OBJECTIVE ▸
The data must be written out once more, precisely as given.

-*-*-

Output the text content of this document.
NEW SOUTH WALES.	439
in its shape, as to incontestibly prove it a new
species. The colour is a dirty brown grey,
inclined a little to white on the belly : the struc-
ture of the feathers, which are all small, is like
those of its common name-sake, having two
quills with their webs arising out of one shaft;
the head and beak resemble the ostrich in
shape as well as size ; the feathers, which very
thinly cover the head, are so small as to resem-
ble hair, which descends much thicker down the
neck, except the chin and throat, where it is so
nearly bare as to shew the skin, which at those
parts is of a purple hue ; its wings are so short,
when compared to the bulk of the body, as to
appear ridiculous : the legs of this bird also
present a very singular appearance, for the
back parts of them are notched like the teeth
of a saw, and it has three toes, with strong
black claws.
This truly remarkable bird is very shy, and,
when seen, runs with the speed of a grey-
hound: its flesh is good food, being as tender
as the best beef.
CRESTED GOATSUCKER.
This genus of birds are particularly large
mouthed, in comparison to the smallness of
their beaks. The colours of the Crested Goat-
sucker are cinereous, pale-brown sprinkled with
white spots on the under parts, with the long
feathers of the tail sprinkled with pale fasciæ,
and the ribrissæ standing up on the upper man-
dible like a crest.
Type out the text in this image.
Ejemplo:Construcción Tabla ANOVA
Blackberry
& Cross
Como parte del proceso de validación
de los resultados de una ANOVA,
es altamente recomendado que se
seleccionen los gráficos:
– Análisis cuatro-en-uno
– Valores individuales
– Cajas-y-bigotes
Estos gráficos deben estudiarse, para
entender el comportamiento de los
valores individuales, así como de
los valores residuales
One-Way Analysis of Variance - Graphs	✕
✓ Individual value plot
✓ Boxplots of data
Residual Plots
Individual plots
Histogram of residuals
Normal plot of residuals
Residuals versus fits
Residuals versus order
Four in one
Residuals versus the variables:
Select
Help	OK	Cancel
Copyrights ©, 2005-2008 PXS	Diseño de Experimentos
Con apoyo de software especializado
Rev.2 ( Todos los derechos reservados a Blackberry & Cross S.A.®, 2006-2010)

-*-*-

ANSWER TO THE TASK ▸
Output the text content of this document.
NEW SOUTH WALES.	439
in its shape, as to incontestibly prove it a new
species. The colour is a dirty brown grey,
inclined a little to white on the belly : the struc-
ture of the feathers, which are all small, is like
those of its common name-sake, having two
quills with their webs arising out of one shaft;
the head and beak resemble the ostrich in
shape as well as size ; the feathers, which very
thinly cover the head, are so small as to resem-
ble hair, which descends much thicker down the
neck, except the chin and throat, where it is so
nearly bare as to shew the skin, which at those
parts is of a purple hue ; its wings are so short,
when compared to the bulk of the body, as to
appear ridiculous : the legs of this bird also
present a very singular appearance, for the
back parts of them are notched like the teeth
of a saw, and it has three toes, with strong
black claws.
This truly remarkable bird is very shy, and,
when seen, runs with the speed of a grey-
hound: its flesh is good food, being as tender
as the best beef.
CRESTED GOATSUCKER.
This genus of birds are particularly large
mouthed, in comparison to the smallness of
their beaks. The colours of the Crested Goat-
sucker are cinereous, pale-brown sprinkled with
white spots on the under parts, with the long
feathers of the tail sprinkled with pale fasciæ,
and the ribrissæ standing up on the upper man-
dible like a crest.
Type out the text in this image.
Ejemplo:Construcción Tabla ANOVA
Blackberry
& Cross
Como parte del proceso de validación
de los resultados de una ANOVA,
es altamente recomendado que se
seleccionen los gráficos:
– Análisis cuatro-en-uno
– Valores individuales
– Cajas-y-bigotes
Estos gráficos deben estudiarse, para
entender el comportamiento de los
valores individuales, así como de
los valores residuales
One-Way Analysis of Variance - Graphs	✕
✓ Individual value plot
✓ Boxplots of data
Residual Plots
Individual plots
Histogram of residuals
Normal plot of residuals
Residuals versus fits
Residuals versus order
Four in one
Residuals versus the variables:
Select
Help	OK	Cancel
Copyrights ©, 2005-2008 PXS	Diseño de Experimentos
Con apoyo de software especializado
Rev.2 ( Todos los derechos reservados a Blackberry & Cross S.A.®, 2006-2010)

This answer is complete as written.